----- EXTRACTED RECORDS -----
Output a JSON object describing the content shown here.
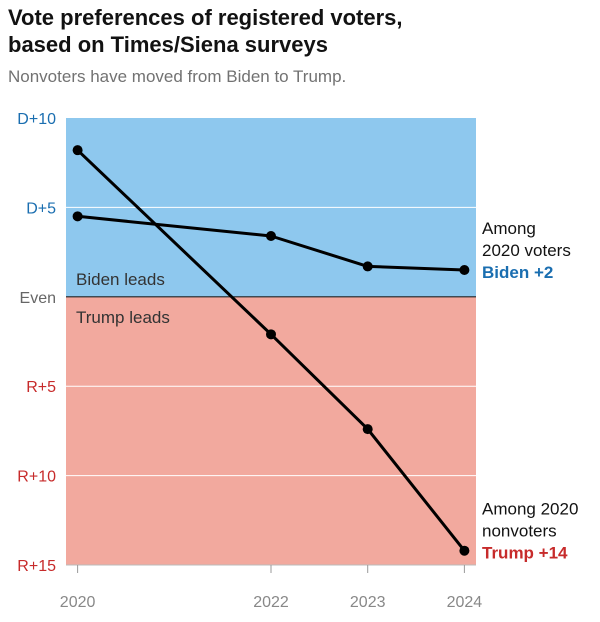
{
  "header": {
    "title_line1": "Vote preferences of registered voters,",
    "title_line2": "based on Times/Siena surveys",
    "subtitle": "Nonvoters have moved from Biden to Trump."
  },
  "colors": {
    "biden_zone": "#8ec8ee",
    "trump_zone": "#f2a99e",
    "dem_label": "#1a6eb0",
    "rep_label": "#c72b2b",
    "line": "#000000",
    "x_tick": "#888888",
    "even_tick": "#666666"
  },
  "chart_data": {
    "type": "line",
    "title": "Vote preferences of registered voters, based on Times/Siena surveys",
    "subtitle": "Nonvoters have moved from Biden to Trump.",
    "x": [
      2020,
      2022,
      2023,
      2024
    ],
    "x_tick_labels": [
      "2020",
      "2022",
      "2023",
      "2024"
    ],
    "ylim": [
      -15,
      10
    ],
    "y_ticks": [
      {
        "value": 10,
        "label": "D+10",
        "side": "dem"
      },
      {
        "value": 5,
        "label": "D+5",
        "side": "dem"
      },
      {
        "value": 0,
        "label": "Even",
        "side": "even"
      },
      {
        "value": -5,
        "label": "R+5",
        "side": "rep"
      },
      {
        "value": -10,
        "label": "R+10",
        "side": "rep"
      },
      {
        "value": -15,
        "label": "R+15",
        "side": "rep"
      }
    ],
    "region_labels": {
      "upper": "Biden leads",
      "lower": "Trump leads"
    },
    "series": [
      {
        "key": "voters",
        "values": [
          4.5,
          3.4,
          1.7,
          1.5
        ],
        "annotation_line1": "Among",
        "annotation_line2": "2020 voters",
        "annotation_value": "Biden +2",
        "annotation_side": "dem"
      },
      {
        "key": "nonvoters",
        "values": [
          8.2,
          -2.1,
          -7.4,
          -14.2
        ],
        "annotation_line1": "Among 2020",
        "annotation_line2": "nonvoters",
        "annotation_value": "Trump +14",
        "annotation_side": "rep"
      }
    ],
    "grid": true
  }
}
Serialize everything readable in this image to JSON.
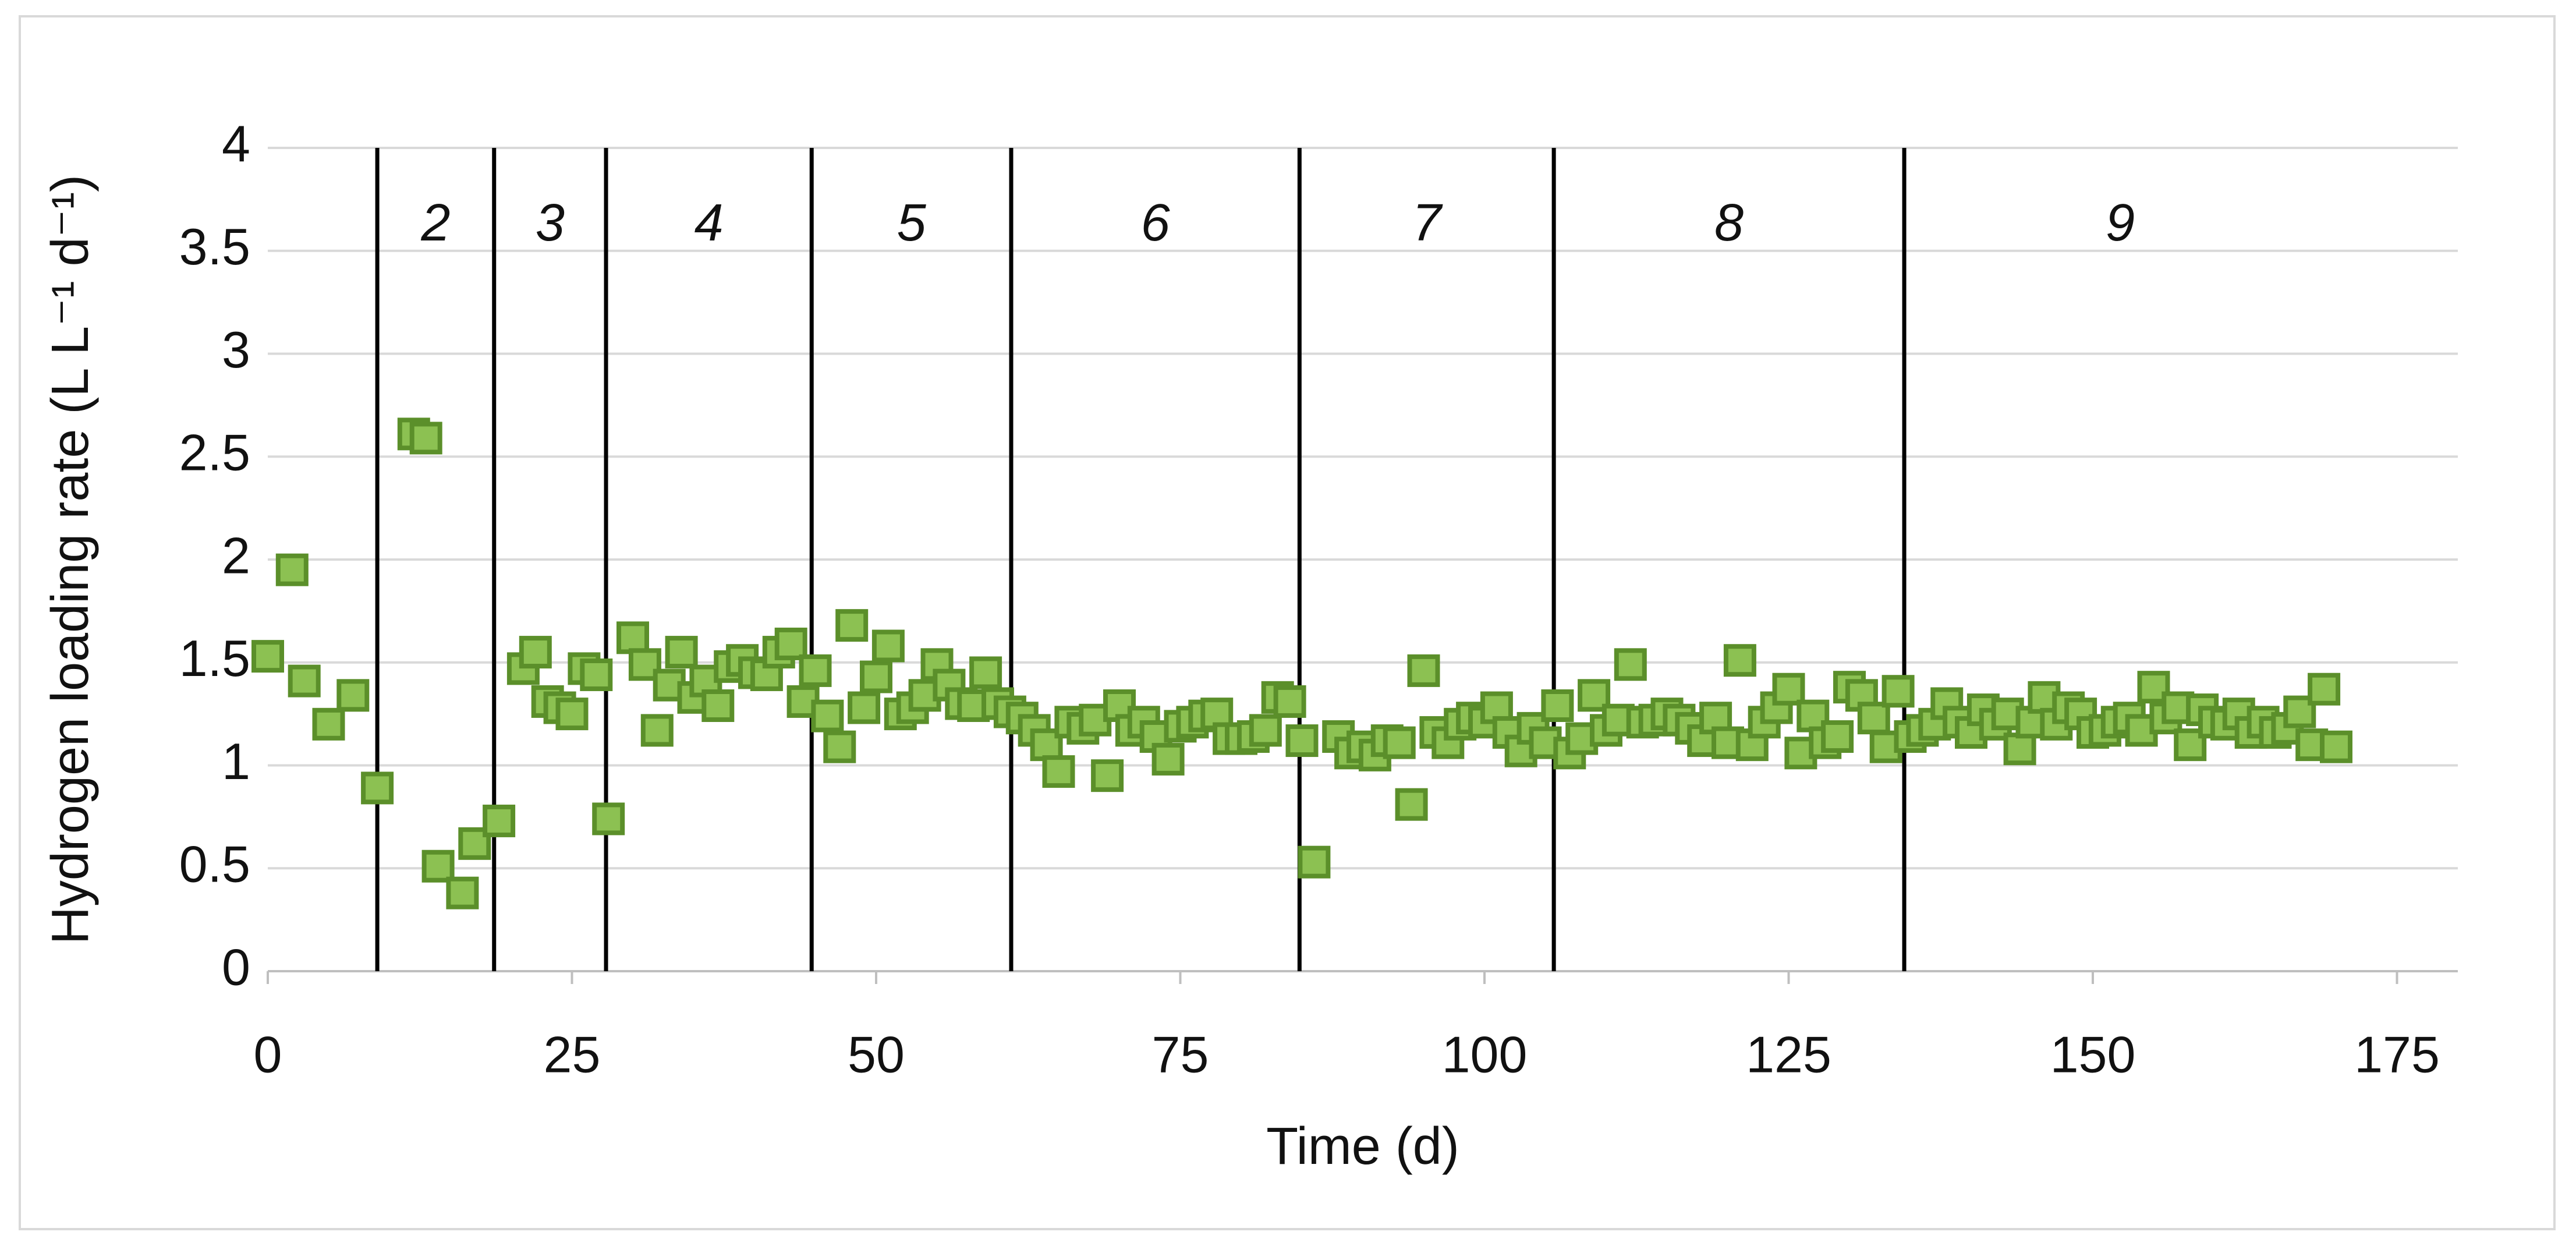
{
  "chart_data": {
    "type": "scatter",
    "x_label": "Time (d)",
    "y_label": "Hydrogen loading rate (L L⁻¹ d⁻¹)",
    "xlim": [
      0,
      180
    ],
    "xticks": [
      0,
      25,
      50,
      75,
      100,
      125,
      150,
      175
    ],
    "ylim": [
      0,
      4
    ],
    "yticks": [
      0,
      0.5,
      1,
      1.5,
      2,
      2.5,
      3,
      3.5,
      4
    ],
    "grid": true,
    "color": "#8cc152",
    "edge_color": "#5b8f2a",
    "phase_boundaries": [
      9,
      18.6,
      27.8,
      44.7,
      61.1,
      84.8,
      105.7,
      134.5
    ],
    "phase_labels": [
      "2",
      "3",
      "4",
      "5",
      "6",
      "7",
      "8",
      "9"
    ],
    "x": [
      0,
      2,
      3,
      5,
      7,
      9,
      12,
      13,
      14,
      16,
      17,
      19,
      21,
      22,
      23,
      24,
      25,
      26,
      27,
      28,
      30,
      31,
      32,
      33,
      34,
      35,
      36,
      37,
      38,
      39,
      40,
      41,
      42,
      43,
      44,
      45,
      46,
      47,
      48,
      49,
      50,
      51,
      52,
      53,
      54,
      55,
      56,
      57,
      58,
      59,
      60,
      61,
      62,
      63,
      64,
      65,
      66,
      67,
      68,
      69,
      70,
      71,
      72,
      73,
      74,
      75,
      76,
      77,
      78,
      79,
      80,
      81,
      82,
      83,
      84,
      85,
      86,
      88,
      89,
      90,
      91,
      92,
      93,
      94,
      95,
      96,
      97,
      98,
      99,
      100,
      101,
      102,
      103,
      104,
      105,
      106,
      107,
      108,
      109,
      110,
      111,
      112,
      113,
      114,
      115,
      116,
      117,
      118,
      119,
      120,
      121,
      122,
      123,
      124,
      125,
      126,
      127,
      128,
      129,
      130,
      131,
      132,
      133,
      134,
      135,
      136,
      137,
      138,
      139,
      140,
      141,
      142,
      143,
      144,
      145,
      146,
      147,
      148,
      149,
      150,
      151,
      152,
      153,
      154,
      155,
      156,
      157,
      158,
      159,
      160,
      161,
      162,
      163,
      164,
      165,
      166,
      167,
      168,
      169,
      170
    ],
    "values": [
      1.53,
      1.95,
      1.41,
      1.2,
      1.34,
      0.89,
      2.61,
      2.59,
      0.51,
      0.38,
      0.62,
      0.73,
      1.47,
      1.55,
      1.31,
      1.28,
      1.25,
      1.47,
      1.44,
      0.74,
      1.62,
      1.49,
      1.17,
      1.39,
      1.55,
      1.33,
      1.41,
      1.29,
      1.48,
      1.51,
      1.45,
      1.44,
      1.55,
      1.59,
      1.31,
      1.46,
      1.24,
      1.09,
      1.68,
      1.28,
      1.43,
      1.58,
      1.25,
      1.28,
      1.34,
      1.49,
      1.39,
      1.3,
      1.29,
      1.45,
      1.3,
      1.26,
      1.23,
      1.17,
      1.1,
      0.97,
      1.21,
      1.18,
      1.22,
      0.95,
      1.29,
      1.17,
      1.21,
      1.14,
      1.03,
      1.19,
      1.21,
      1.24,
      1.25,
      1.13,
      1.13,
      1.14,
      1.17,
      1.33,
      1.31,
      1.12,
      0.53,
      1.14,
      1.06,
      1.09,
      1.05,
      1.12,
      1.11,
      0.81,
      1.46,
      1.16,
      1.11,
      1.2,
      1.23,
      1.21,
      1.28,
      1.16,
      1.07,
      1.18,
      1.11,
      1.29,
      1.06,
      1.13,
      1.34,
      1.17,
      1.22,
      1.49,
      1.21,
      1.22,
      1.25,
      1.22,
      1.18,
      1.12,
      1.23,
      1.11,
      1.51,
      1.1,
      1.21,
      1.28,
      1.37,
      1.06,
      1.24,
      1.11,
      1.14,
      1.38,
      1.34,
      1.23,
      1.09,
      1.36,
      1.14,
      1.17,
      1.2,
      1.3,
      1.21,
      1.16,
      1.27,
      1.2,
      1.25,
      1.08,
      1.21,
      1.33,
      1.2,
      1.28,
      1.25,
      1.16,
      1.17,
      1.21,
      1.23,
      1.17,
      1.38,
      1.23,
      1.28,
      1.1,
      1.27,
      1.21,
      1.2,
      1.25,
      1.16,
      1.21,
      1.16,
      1.18,
      1.26,
      1.1,
      1.37,
      1.09
    ]
  }
}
-----
*STATED PROBLEM:*
Locate the string "based" in the listing above and copy every line where it occurs.

*SOLVED EXERCISE:*
    "title_line2": "based on Times/Siena surveys",
    "title": "Vote preferences of registered voters, based on Times/Siena surveys",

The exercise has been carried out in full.